==== PROVIDED RECORDS

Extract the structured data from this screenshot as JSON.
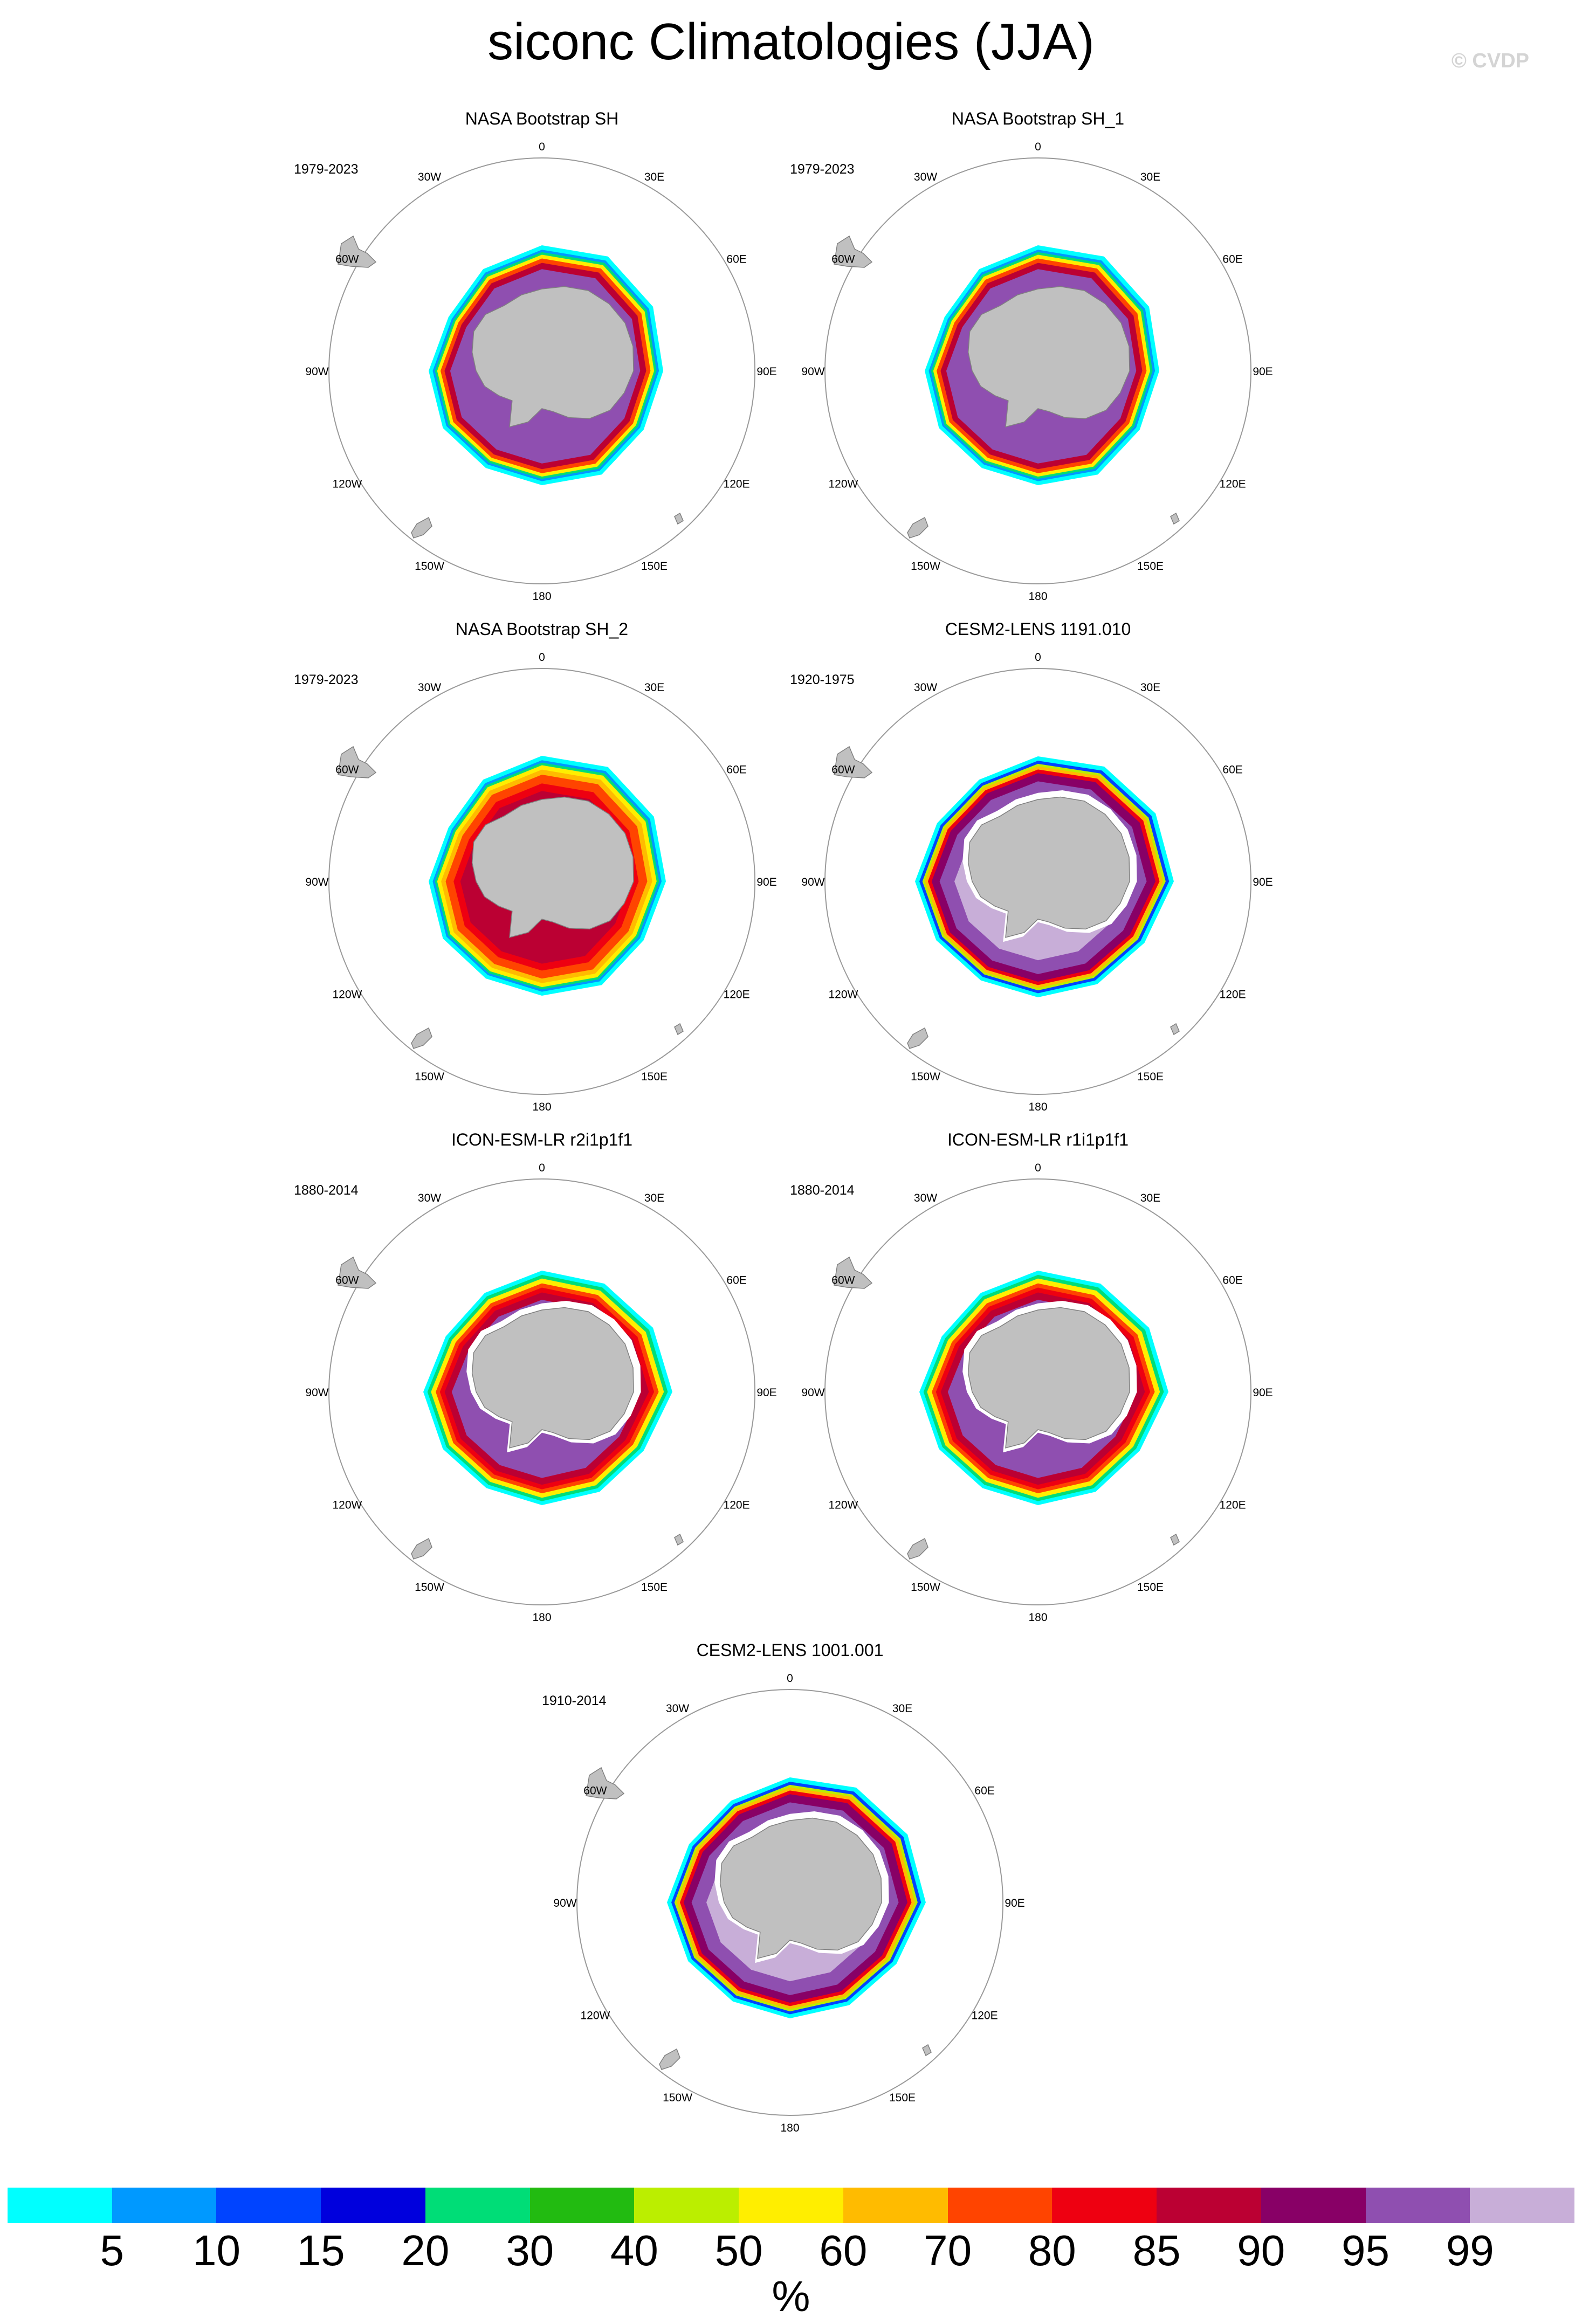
{
  "title": "siconc Climatologies (JJA)",
  "credit": "© CVDP",
  "lon_labels": [
    "0",
    "30E",
    "60E",
    "90E",
    "120E",
    "150E",
    "180",
    "150W",
    "120W",
    "90W",
    "60W",
    "30W"
  ],
  "panels": [
    {
      "title": "NASA Bootstrap SH",
      "years": "1979-2023",
      "variant": "obs"
    },
    {
      "title": "NASA Bootstrap SH_1",
      "years": "1979-2023",
      "variant": "obs"
    },
    {
      "title": "NASA Bootstrap SH_2",
      "years": "1979-2023",
      "variant": "obs2"
    },
    {
      "title": "CESM2-LENS 1191.010",
      "years": "1920-1975",
      "variant": "cesm"
    },
    {
      "title": "ICON-ESM-LR r2i1p1f1",
      "years": "1880-2014",
      "variant": "icon"
    },
    {
      "title": "ICON-ESM-LR r1i1p1f1",
      "years": "1880-2014",
      "variant": "icon"
    },
    {
      "title": "CESM2-LENS 1001.001",
      "years": "1910-2014",
      "variant": "cesm"
    }
  ],
  "colorbar": {
    "colors": [
      "#00ffff",
      "#0099ff",
      "#0044ff",
      "#0000dd",
      "#00dd77",
      "#22bb11",
      "#bbee00",
      "#ffee00",
      "#ffbb00",
      "#ff4400",
      "#ee0011",
      "#bb0033",
      "#880066",
      "#8f4fb0",
      "#c8aed8"
    ],
    "labels": [
      "5",
      "10",
      "15",
      "20",
      "30",
      "40",
      "50",
      "60",
      "70",
      "80",
      "85",
      "90",
      "95",
      "99"
    ],
    "unit": "%"
  }
}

========

• _EXERCISE DESCRIPTION_:
Pictures excluded, quote all the data above exactly.

• _RIGHT ANSWER_:
Extract the structured data from this screenshot as JSON.
{
  "title": "siconc Climatologies (JJA)",
  "credit": "© CVDP",
  "lon_labels": [
    "0",
    "30E",
    "60E",
    "90E",
    "120E",
    "150E",
    "180",
    "150W",
    "120W",
    "90W",
    "60W",
    "30W"
  ],
  "panels": [
    {
      "title": "NASA Bootstrap SH",
      "years": "1979-2023",
      "variant": "obs"
    },
    {
      "title": "NASA Bootstrap SH_1",
      "years": "1979-2023",
      "variant": "obs"
    },
    {
      "title": "NASA Bootstrap SH_2",
      "years": "1979-2023",
      "variant": "obs2"
    },
    {
      "title": "CESM2-LENS 1191.010",
      "years": "1920-1975",
      "variant": "cesm"
    },
    {
      "title": "ICON-ESM-LR r2i1p1f1",
      "years": "1880-2014",
      "variant": "icon"
    },
    {
      "title": "ICON-ESM-LR r1i1p1f1",
      "years": "1880-2014",
      "variant": "icon"
    },
    {
      "title": "CESM2-LENS 1001.001",
      "years": "1910-2014",
      "variant": "cesm"
    }
  ],
  "colorbar": {
    "colors": [
      "#00ffff",
      "#0099ff",
      "#0044ff",
      "#0000dd",
      "#00dd77",
      "#22bb11",
      "#bbee00",
      "#ffee00",
      "#ffbb00",
      "#ff4400",
      "#ee0011",
      "#bb0033",
      "#880066",
      "#8f4fb0",
      "#c8aed8"
    ],
    "labels": [
      "5",
      "10",
      "15",
      "20",
      "30",
      "40",
      "50",
      "60",
      "70",
      "80",
      "85",
      "90",
      "95",
      "99"
    ],
    "unit": "%"
  }
}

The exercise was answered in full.